*What you need to do:*
Gather every line of the entries that includes the word "text".

*Entries:*
# # # # # # #
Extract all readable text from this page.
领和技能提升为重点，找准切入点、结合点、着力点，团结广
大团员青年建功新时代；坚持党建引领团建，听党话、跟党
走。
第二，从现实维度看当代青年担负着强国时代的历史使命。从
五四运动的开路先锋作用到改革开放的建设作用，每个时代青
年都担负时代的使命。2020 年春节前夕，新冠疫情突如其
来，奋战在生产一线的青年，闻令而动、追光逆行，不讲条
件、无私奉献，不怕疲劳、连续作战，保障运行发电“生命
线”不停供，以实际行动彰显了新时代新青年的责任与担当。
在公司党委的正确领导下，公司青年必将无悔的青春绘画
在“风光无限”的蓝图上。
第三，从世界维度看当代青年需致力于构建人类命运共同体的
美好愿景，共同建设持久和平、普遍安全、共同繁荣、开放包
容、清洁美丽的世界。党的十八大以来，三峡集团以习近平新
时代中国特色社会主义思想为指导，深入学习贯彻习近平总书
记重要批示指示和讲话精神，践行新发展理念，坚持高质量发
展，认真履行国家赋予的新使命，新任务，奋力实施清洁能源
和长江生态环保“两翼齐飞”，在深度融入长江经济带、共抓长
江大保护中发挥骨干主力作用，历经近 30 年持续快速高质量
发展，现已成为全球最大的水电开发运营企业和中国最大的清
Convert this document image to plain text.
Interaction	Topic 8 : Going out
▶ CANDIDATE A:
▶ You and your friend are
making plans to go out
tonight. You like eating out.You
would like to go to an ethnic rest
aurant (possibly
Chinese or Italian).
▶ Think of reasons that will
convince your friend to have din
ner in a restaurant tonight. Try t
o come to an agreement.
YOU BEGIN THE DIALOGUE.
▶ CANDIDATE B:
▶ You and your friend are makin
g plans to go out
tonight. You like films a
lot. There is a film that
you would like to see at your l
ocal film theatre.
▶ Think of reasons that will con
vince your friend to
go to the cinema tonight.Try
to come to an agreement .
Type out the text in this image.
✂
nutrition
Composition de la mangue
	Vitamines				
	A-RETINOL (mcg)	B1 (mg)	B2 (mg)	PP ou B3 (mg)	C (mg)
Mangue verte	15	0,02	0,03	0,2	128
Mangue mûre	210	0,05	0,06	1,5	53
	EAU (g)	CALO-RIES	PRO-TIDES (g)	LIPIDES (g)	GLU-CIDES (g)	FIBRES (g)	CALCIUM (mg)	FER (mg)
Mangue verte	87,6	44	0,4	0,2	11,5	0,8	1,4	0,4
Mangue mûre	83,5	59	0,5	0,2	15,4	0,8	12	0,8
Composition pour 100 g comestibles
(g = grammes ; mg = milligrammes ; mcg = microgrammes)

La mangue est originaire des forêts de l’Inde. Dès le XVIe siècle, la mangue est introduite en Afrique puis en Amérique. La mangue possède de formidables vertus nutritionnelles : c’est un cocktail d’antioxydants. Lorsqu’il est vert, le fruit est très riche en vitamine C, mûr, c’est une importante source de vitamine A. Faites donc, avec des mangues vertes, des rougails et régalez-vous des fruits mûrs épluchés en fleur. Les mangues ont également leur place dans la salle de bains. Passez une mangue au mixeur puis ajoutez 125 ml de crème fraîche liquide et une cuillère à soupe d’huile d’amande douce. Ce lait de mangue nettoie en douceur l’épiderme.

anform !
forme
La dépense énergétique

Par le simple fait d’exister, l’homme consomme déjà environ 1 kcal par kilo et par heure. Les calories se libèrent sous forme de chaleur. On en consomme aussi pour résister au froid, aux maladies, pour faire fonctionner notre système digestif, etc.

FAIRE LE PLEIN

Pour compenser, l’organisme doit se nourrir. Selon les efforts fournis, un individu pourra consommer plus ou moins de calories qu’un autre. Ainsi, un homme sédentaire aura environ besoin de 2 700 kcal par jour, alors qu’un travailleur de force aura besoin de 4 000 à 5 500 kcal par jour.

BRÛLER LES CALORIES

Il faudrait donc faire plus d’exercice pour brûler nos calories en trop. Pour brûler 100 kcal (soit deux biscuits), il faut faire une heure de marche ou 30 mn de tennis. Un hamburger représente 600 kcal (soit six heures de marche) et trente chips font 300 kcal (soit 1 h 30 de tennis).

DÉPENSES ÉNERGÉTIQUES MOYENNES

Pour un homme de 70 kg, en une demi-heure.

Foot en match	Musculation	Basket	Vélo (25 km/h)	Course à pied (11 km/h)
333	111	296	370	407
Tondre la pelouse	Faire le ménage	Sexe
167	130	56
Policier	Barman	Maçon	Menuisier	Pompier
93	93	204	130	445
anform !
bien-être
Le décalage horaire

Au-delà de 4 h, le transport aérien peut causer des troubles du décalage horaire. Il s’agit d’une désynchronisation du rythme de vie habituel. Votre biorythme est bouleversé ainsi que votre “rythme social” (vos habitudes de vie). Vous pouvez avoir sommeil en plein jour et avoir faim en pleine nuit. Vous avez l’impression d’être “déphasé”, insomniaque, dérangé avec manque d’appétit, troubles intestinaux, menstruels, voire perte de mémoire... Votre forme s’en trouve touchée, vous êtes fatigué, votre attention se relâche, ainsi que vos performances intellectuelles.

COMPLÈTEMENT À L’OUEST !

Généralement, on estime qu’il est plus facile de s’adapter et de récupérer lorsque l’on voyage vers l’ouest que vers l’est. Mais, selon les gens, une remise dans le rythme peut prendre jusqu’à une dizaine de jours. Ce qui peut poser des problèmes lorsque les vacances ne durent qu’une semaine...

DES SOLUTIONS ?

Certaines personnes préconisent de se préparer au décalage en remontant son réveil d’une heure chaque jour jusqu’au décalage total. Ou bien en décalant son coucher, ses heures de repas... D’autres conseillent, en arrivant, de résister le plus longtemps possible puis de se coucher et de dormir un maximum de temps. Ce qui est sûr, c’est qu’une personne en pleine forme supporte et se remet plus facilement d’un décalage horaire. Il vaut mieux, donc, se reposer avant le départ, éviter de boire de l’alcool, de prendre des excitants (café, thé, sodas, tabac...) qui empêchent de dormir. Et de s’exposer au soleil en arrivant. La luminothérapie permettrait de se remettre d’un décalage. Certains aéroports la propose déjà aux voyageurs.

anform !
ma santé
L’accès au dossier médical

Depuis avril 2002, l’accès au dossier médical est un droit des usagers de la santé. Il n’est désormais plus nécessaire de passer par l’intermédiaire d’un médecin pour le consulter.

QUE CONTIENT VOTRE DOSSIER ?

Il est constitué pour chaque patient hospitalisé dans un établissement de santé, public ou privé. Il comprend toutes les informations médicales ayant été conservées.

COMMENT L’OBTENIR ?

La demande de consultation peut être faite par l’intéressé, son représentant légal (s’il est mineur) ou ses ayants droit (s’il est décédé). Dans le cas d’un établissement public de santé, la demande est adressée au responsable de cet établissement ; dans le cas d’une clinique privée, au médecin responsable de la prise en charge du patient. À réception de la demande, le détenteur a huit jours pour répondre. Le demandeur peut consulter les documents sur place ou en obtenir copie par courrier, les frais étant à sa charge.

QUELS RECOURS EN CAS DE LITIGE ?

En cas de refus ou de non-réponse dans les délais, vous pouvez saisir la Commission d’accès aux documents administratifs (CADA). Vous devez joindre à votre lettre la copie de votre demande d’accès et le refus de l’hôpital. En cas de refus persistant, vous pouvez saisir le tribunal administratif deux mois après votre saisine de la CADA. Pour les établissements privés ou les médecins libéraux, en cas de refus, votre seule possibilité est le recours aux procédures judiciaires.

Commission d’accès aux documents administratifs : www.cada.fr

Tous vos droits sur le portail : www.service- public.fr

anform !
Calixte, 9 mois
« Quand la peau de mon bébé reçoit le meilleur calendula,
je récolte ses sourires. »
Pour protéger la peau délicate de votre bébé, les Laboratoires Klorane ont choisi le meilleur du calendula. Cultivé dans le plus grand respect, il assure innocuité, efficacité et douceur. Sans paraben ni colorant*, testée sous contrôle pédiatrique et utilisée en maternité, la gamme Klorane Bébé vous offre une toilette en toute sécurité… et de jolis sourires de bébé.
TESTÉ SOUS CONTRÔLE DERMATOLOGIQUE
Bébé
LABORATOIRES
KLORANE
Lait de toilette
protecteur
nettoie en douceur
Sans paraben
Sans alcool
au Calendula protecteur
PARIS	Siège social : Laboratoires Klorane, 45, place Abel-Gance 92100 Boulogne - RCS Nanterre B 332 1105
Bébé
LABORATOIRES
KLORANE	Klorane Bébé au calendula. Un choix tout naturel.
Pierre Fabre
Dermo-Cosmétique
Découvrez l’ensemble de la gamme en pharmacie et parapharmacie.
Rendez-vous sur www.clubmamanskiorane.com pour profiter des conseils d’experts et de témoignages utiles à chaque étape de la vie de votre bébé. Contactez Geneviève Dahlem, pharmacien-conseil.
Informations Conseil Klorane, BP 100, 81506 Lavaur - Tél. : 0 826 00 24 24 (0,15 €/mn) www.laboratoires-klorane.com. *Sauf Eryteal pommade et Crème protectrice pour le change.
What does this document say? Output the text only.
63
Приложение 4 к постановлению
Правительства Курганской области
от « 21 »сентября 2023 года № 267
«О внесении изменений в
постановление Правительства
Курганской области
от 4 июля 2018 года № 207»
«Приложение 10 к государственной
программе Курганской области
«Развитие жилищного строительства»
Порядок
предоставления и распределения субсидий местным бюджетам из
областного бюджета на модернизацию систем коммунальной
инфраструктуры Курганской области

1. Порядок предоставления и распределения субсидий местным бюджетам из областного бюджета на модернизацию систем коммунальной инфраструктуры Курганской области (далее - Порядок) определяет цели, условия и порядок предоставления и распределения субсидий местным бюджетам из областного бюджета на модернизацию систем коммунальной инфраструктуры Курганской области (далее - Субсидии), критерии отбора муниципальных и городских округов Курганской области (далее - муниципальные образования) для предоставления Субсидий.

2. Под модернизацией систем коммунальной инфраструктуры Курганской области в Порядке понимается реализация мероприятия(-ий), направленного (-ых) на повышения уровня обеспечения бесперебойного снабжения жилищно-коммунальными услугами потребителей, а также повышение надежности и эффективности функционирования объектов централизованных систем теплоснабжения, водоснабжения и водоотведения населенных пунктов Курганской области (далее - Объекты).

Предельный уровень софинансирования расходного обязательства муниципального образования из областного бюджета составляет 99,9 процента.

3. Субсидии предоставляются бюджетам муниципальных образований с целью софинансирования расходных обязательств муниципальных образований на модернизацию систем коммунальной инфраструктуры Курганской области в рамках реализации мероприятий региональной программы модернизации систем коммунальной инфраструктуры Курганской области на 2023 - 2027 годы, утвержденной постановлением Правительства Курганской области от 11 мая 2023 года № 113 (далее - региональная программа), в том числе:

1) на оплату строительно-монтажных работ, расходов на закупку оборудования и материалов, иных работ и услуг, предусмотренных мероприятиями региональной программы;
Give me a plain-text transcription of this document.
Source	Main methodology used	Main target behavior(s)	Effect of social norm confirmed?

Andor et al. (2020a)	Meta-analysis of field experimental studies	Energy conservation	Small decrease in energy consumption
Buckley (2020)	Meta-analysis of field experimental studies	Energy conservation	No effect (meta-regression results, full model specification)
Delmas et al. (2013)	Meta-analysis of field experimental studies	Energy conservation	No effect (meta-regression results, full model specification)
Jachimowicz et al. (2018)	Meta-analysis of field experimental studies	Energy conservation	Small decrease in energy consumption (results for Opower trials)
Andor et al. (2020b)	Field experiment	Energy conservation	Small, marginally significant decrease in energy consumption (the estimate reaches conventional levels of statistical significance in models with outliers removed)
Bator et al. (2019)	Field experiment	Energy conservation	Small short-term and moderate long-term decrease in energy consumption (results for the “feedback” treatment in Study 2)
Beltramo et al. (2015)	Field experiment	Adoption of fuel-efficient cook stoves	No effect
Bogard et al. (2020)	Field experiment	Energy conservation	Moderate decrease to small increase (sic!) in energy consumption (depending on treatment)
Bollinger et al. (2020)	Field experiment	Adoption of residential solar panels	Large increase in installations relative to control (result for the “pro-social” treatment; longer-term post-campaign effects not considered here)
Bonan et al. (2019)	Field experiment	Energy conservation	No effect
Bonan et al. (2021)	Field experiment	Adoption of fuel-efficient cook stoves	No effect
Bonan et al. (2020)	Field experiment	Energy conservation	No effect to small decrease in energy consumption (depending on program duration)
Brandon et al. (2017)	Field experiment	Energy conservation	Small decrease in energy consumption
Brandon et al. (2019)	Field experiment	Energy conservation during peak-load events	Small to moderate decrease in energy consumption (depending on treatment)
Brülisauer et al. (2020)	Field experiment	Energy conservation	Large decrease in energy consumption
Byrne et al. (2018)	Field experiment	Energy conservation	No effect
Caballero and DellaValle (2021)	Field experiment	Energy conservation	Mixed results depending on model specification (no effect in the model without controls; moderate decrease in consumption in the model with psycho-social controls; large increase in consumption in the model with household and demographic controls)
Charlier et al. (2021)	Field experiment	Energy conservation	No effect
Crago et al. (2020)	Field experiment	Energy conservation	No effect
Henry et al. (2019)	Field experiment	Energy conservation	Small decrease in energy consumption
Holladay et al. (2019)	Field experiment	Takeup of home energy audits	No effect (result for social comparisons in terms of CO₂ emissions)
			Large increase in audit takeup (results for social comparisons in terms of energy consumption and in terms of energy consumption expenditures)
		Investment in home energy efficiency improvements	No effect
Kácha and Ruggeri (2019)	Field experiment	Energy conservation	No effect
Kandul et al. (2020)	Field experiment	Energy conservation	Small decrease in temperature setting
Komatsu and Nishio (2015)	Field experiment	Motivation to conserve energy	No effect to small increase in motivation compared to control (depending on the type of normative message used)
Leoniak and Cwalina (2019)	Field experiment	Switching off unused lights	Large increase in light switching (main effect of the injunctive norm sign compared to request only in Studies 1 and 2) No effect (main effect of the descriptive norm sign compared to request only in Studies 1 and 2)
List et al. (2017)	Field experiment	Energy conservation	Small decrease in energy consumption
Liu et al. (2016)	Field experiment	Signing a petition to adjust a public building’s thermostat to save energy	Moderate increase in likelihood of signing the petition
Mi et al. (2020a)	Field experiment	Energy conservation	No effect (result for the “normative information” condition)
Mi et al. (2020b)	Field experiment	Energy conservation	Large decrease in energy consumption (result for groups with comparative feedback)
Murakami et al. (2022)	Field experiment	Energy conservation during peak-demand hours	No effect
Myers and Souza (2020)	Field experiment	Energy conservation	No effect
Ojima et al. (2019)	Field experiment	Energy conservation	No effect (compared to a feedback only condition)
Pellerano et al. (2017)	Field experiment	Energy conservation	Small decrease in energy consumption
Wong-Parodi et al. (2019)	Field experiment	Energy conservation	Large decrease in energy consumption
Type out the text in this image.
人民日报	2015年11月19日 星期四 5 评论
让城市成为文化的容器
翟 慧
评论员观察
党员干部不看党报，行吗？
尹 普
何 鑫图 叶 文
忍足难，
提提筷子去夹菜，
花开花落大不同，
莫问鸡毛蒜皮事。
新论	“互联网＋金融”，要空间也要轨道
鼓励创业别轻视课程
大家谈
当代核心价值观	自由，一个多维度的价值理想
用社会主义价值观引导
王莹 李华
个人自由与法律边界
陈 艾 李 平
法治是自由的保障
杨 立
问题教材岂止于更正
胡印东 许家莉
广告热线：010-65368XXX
# # # # # # #
*Result of the task:*
Extract all readable text from this page.
Convert this document image to plain text.
Type out the text in this image.
What does this document say? Output the text only.
Give me a plain-text transcription of this document.
Type out the text in this image.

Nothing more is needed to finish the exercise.